§ What to produce
Go through the entries below and copy each line containing the word "value".

§ Records to process
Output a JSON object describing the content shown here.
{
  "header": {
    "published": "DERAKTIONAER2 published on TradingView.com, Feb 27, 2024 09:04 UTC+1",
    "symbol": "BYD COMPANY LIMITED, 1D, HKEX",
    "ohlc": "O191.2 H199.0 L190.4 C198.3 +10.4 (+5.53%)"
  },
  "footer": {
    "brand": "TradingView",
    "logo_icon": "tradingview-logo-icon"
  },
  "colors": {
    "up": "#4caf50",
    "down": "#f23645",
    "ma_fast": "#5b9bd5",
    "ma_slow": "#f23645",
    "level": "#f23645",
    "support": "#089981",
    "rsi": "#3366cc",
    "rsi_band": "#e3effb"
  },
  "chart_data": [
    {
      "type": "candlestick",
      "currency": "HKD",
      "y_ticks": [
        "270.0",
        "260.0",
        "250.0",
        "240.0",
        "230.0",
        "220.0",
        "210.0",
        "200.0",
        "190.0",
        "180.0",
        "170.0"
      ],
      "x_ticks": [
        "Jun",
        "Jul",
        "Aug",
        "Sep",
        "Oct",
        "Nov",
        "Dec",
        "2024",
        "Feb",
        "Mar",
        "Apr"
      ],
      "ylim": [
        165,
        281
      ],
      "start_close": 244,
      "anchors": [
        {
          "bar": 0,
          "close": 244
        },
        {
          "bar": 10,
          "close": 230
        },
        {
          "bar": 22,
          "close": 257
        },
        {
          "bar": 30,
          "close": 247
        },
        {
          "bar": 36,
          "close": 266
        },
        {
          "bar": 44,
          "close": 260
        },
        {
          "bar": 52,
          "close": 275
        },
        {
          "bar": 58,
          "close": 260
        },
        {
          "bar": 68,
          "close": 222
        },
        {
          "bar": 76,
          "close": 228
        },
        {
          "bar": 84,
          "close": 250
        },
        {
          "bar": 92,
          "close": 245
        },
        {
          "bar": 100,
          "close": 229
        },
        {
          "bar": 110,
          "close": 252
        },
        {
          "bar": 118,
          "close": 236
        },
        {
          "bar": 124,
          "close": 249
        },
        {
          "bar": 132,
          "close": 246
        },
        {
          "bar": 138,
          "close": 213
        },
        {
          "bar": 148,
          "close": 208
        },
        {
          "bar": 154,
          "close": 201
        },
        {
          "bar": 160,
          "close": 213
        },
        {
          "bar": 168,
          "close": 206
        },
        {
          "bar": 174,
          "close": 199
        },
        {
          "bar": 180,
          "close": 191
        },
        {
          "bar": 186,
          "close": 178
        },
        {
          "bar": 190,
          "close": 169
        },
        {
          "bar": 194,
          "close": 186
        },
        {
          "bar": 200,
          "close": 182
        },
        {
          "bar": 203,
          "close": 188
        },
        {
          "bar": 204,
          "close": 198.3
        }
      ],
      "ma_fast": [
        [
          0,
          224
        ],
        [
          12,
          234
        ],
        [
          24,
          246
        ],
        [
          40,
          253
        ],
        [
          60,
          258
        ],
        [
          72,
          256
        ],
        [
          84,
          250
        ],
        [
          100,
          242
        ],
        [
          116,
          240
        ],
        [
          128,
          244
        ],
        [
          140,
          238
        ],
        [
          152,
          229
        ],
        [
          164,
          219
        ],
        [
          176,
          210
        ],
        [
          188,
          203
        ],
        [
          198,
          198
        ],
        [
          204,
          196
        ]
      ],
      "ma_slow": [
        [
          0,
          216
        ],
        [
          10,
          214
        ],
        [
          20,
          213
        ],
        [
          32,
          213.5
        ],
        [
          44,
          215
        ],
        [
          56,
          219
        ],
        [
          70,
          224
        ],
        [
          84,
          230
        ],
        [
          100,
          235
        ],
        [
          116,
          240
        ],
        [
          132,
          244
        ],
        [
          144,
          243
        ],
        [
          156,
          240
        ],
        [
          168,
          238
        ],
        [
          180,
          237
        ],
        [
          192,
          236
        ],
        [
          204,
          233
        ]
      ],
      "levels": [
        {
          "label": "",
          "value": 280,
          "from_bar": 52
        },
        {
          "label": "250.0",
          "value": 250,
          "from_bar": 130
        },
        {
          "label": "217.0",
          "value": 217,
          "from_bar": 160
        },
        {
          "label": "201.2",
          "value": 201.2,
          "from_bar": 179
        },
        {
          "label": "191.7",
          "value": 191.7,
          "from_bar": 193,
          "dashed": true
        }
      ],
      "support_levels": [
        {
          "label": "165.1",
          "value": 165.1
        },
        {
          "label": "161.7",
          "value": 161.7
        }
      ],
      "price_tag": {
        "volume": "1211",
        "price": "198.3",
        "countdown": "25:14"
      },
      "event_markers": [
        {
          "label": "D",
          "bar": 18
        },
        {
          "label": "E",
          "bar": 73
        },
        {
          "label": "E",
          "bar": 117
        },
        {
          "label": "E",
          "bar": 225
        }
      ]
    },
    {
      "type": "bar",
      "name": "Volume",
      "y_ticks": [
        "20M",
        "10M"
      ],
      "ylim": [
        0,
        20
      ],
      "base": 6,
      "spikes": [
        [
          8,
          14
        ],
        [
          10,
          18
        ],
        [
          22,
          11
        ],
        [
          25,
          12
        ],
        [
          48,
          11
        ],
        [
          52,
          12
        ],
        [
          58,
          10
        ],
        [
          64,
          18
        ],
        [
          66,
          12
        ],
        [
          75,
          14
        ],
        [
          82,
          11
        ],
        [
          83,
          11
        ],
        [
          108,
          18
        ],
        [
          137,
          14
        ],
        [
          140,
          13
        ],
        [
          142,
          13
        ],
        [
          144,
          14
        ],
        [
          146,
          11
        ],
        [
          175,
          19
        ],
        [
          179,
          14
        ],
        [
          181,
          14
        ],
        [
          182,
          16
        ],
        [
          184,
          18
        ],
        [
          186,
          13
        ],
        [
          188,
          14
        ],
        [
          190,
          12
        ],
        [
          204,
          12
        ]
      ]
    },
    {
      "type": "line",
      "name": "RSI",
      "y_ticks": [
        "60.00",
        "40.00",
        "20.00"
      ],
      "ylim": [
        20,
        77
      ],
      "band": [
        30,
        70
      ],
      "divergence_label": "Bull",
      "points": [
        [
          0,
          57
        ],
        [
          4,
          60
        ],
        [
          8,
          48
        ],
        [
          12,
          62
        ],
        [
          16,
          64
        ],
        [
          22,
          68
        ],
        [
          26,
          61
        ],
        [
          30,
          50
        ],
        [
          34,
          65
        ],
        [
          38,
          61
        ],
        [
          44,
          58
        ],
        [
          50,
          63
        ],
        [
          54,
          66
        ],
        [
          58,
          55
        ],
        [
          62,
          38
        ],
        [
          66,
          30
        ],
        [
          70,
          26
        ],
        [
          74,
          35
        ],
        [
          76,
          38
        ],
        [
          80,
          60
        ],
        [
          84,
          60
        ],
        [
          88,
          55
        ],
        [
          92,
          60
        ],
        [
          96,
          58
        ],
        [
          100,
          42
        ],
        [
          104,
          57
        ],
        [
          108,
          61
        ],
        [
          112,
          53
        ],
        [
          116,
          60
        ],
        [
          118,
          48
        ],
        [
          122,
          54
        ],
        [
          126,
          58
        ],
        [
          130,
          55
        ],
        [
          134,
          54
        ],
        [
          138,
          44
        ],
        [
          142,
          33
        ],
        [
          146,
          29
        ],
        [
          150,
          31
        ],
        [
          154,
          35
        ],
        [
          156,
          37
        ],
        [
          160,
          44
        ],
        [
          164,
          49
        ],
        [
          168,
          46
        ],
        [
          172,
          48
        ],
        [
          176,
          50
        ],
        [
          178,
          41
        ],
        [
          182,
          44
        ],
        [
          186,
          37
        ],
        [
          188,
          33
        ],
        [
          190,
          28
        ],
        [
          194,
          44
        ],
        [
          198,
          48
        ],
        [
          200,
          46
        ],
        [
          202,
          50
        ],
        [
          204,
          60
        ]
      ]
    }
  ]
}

§ Written answer
          "value": 280,
          "value": 250,
          "value": 217,
          "value": 201.2,
          "value": 191.7,
          "value": 165.1
          "value": 161.7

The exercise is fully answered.